Start of SUPPLIED RECORDS

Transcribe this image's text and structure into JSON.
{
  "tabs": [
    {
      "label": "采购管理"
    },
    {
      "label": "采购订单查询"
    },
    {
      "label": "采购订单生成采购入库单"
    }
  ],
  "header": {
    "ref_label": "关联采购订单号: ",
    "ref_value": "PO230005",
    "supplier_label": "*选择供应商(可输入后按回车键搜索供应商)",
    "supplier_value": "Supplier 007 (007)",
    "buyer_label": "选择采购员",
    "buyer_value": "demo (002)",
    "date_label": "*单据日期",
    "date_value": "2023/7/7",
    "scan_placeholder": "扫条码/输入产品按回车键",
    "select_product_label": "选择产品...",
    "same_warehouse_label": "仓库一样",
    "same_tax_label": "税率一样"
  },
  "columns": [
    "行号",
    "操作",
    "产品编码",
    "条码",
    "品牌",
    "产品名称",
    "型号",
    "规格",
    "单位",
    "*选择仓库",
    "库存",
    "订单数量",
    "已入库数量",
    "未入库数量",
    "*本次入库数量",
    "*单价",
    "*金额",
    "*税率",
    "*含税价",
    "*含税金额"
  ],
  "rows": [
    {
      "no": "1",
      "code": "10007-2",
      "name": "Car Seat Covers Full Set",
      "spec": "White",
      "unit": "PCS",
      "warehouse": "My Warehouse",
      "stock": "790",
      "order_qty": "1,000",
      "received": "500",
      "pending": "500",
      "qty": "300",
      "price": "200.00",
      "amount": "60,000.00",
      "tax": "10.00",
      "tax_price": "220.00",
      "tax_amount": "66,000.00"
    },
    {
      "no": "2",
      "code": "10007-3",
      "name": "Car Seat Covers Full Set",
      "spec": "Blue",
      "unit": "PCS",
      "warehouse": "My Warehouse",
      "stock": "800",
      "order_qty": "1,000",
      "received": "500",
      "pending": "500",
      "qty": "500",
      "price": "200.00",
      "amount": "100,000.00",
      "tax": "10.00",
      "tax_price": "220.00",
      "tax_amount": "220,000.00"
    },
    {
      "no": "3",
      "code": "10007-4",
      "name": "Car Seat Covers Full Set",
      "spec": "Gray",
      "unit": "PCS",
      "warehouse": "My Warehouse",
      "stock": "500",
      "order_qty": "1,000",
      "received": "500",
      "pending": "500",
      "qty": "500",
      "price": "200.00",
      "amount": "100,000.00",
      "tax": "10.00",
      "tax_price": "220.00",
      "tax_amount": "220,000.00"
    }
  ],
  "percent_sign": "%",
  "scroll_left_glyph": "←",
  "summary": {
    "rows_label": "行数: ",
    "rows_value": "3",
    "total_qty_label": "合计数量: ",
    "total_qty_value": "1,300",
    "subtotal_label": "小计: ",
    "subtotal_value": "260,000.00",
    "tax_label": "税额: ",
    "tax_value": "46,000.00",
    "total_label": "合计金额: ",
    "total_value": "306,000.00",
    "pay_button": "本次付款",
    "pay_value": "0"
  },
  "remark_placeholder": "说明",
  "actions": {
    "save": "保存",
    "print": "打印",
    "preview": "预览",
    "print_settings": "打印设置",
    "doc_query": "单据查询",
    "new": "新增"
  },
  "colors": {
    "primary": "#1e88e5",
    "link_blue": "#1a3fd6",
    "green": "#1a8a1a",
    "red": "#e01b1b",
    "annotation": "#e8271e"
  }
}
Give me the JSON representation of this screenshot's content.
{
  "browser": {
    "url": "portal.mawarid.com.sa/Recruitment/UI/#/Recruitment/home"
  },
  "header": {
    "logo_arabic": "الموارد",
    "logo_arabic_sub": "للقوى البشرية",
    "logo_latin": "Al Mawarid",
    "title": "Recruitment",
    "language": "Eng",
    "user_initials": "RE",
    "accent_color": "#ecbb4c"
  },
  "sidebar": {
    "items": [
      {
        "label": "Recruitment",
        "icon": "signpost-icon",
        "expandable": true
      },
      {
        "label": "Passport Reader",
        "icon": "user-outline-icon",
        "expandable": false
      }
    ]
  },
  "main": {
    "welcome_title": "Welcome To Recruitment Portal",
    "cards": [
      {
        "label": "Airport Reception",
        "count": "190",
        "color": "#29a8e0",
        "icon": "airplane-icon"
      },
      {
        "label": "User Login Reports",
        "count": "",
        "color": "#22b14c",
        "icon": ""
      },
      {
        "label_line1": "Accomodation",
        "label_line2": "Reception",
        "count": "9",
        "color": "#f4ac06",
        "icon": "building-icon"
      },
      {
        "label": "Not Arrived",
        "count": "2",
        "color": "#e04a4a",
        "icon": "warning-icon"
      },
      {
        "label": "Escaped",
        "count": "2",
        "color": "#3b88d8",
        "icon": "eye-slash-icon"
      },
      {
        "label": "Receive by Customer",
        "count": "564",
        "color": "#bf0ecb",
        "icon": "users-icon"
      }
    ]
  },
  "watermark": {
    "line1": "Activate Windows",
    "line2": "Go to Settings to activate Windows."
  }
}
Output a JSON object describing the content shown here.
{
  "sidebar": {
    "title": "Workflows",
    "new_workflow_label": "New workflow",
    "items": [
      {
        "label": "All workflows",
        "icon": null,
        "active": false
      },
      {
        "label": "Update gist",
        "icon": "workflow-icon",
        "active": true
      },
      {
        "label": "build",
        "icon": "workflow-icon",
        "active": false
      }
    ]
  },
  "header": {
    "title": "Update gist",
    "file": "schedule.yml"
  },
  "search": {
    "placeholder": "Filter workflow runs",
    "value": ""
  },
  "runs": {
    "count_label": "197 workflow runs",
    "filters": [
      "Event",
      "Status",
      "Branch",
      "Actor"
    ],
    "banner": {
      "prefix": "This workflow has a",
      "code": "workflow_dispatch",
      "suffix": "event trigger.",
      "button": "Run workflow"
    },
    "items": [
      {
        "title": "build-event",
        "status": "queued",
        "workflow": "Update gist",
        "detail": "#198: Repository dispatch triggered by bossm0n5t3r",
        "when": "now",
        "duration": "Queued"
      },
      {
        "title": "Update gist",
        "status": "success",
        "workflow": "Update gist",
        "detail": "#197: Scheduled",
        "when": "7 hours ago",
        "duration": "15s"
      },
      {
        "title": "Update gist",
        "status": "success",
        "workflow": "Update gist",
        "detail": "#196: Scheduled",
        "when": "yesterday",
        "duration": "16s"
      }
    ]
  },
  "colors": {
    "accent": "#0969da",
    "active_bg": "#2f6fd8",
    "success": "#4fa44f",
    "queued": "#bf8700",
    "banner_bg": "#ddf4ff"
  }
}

End of SUPPLIED RECORDS

» TASK INSTRUCTIONS
Transcribe all of the material exactly. Omit nothing.

» WORKED ANSWER
Transcribe this image's text and structure into JSON.
{
  "tabs": [
    {
      "label": "采购管理"
    },
    {
      "label": "采购订单查询"
    },
    {
      "label": "采购订单生成采购入库单"
    }
  ],
  "header": {
    "ref_label": "关联采购订单号: ",
    "ref_value": "PO230005",
    "supplier_label": "*选择供应商(可输入后按回车键搜索供应商)",
    "supplier_value": "Supplier 007 (007)",
    "buyer_label": "选择采购员",
    "buyer_value": "demo (002)",
    "date_label": "*单据日期",
    "date_value": "2023/7/7",
    "scan_placeholder": "扫条码/输入产品按回车键",
    "select_product_label": "选择产品...",
    "same_warehouse_label": "仓库一样",
    "same_tax_label": "税率一样"
  },
  "columns": [
    "行号",
    "操作",
    "产品编码",
    "条码",
    "品牌",
    "产品名称",
    "型号",
    "规格",
    "单位",
    "*选择仓库",
    "库存",
    "订单数量",
    "已入库数量",
    "未入库数量",
    "*本次入库数量",
    "*单价",
    "*金额",
    "*税率",
    "*含税价",
    "*含税金额"
  ],
  "rows": [
    {
      "no": "1",
      "code": "10007-2",
      "name": "Car Seat Covers Full Set",
      "spec": "White",
      "unit": "PCS",
      "warehouse": "My Warehouse",
      "stock": "790",
      "order_qty": "1,000",
      "received": "500",
      "pending": "500",
      "qty": "300",
      "price": "200.00",
      "amount": "60,000.00",
      "tax": "10.00",
      "tax_price": "220.00",
      "tax_amount": "66,000.00"
    },
    {
      "no": "2",
      "code": "10007-3",
      "name": "Car Seat Covers Full Set",
      "spec": "Blue",
      "unit": "PCS",
      "warehouse": "My Warehouse",
      "stock": "800",
      "order_qty": "1,000",
      "received": "500",
      "pending": "500",
      "qty": "500",
      "price": "200.00",
      "amount": "100,000.00",
      "tax": "10.00",
      "tax_price": "220.00",
      "tax_amount": "220,000.00"
    },
    {
      "no": "3",
      "code": "10007-4",
      "name": "Car Seat Covers Full Set",
      "spec": "Gray",
      "unit": "PCS",
      "warehouse": "My Warehouse",
      "stock": "500",
      "order_qty": "1,000",
      "received": "500",
      "pending": "500",
      "qty": "500",
      "price": "200.00",
      "amount": "100,000.00",
      "tax": "10.00",
      "tax_price": "220.00",
      "tax_amount": "220,000.00"
    }
  ],
  "percent_sign": "%",
  "scroll_left_glyph": "←",
  "summary": {
    "rows_label": "行数: ",
    "rows_value": "3",
    "total_qty_label": "合计数量: ",
    "total_qty_value": "1,300",
    "subtotal_label": "小计: ",
    "subtotal_value": "260,000.00",
    "tax_label": "税额: ",
    "tax_value": "46,000.00",
    "total_label": "合计金额: ",
    "total_value": "306,000.00",
    "pay_button": "本次付款",
    "pay_value": "0"
  },
  "remark_placeholder": "说明",
  "actions": {
    "save": "保存",
    "print": "打印",
    "preview": "预览",
    "print_settings": "打印设置",
    "doc_query": "单据查询",
    "new": "新增"
  },
  "colors": {
    "primary": "#1e88e5",
    "link_blue": "#1a3fd6",
    "green": "#1a8a1a",
    "red": "#e01b1b",
    "annotation": "#e8271e"
  }
}
Give me the JSON representation of this screenshot's content.
{
  "browser": {
    "url": "portal.mawarid.com.sa/Recruitment/UI/#/Recruitment/home"
  },
  "header": {
    "logo_arabic": "الموارد",
    "logo_arabic_sub": "للقوى البشرية",
    "logo_latin": "Al Mawarid",
    "title": "Recruitment",
    "language": "Eng",
    "user_initials": "RE",
    "accent_color": "#ecbb4c"
  },
  "sidebar": {
    "items": [
      {
        "label": "Recruitment",
        "icon": "signpost-icon",
        "expandable": true
      },
      {
        "label": "Passport Reader",
        "icon": "user-outline-icon",
        "expandable": false
      }
    ]
  },
  "main": {
    "welcome_title": "Welcome To Recruitment Portal",
    "cards": [
      {
        "label": "Airport Reception",
        "count": "190",
        "color": "#29a8e0",
        "icon": "airplane-icon"
      },
      {
        "label": "User Login Reports",
        "count": "",
        "color": "#22b14c",
        "icon": ""
      },
      {
        "label_line1": "Accomodation",
        "label_line2": "Reception",
        "count": "9",
        "color": "#f4ac06",
        "icon": "building-icon"
      },
      {
        "label": "Not Arrived",
        "count": "2",
        "color": "#e04a4a",
        "icon": "warning-icon"
      },
      {
        "label": "Escaped",
        "count": "2",
        "color": "#3b88d8",
        "icon": "eye-slash-icon"
      },
      {
        "label": "Receive by Customer",
        "count": "564",
        "color": "#bf0ecb",
        "icon": "users-icon"
      }
    ]
  },
  "watermark": {
    "line1": "Activate Windows",
    "line2": "Go to Settings to activate Windows."
  }
}
Output a JSON object describing the content shown here.
{
  "sidebar": {
    "title": "Workflows",
    "new_workflow_label": "New workflow",
    "items": [
      {
        "label": "All workflows",
        "icon": null,
        "active": false
      },
      {
        "label": "Update gist",
        "icon": "workflow-icon",
        "active": true
      },
      {
        "label": "build",
        "icon": "workflow-icon",
        "active": false
      }
    ]
  },
  "header": {
    "title": "Update gist",
    "file": "schedule.yml"
  },
  "search": {
    "placeholder": "Filter workflow runs",
    "value": ""
  },
  "runs": {
    "count_label": "197 workflow runs",
    "filters": [
      "Event",
      "Status",
      "Branch",
      "Actor"
    ],
    "banner": {
      "prefix": "This workflow has a",
      "code": "workflow_dispatch",
      "suffix": "event trigger.",
      "button": "Run workflow"
    },
    "items": [
      {
        "title": "build-event",
        "status": "queued",
        "workflow": "Update gist",
        "detail": "#198: Repository dispatch triggered by bossm0n5t3r",
        "when": "now",
        "duration": "Queued"
      },
      {
        "title": "Update gist",
        "status": "success",
        "workflow": "Update gist",
        "detail": "#197: Scheduled",
        "when": "7 hours ago",
        "duration": "15s"
      },
      {
        "title": "Update gist",
        "status": "success",
        "workflow": "Update gist",
        "detail": "#196: Scheduled",
        "when": "yesterday",
        "duration": "16s"
      }
    ]
  },
  "colors": {
    "accent": "#0969da",
    "active_bg": "#2f6fd8",
    "success": "#4fa44f",
    "queued": "#bf8700",
    "banner_bg": "#ddf4ff"
  }
}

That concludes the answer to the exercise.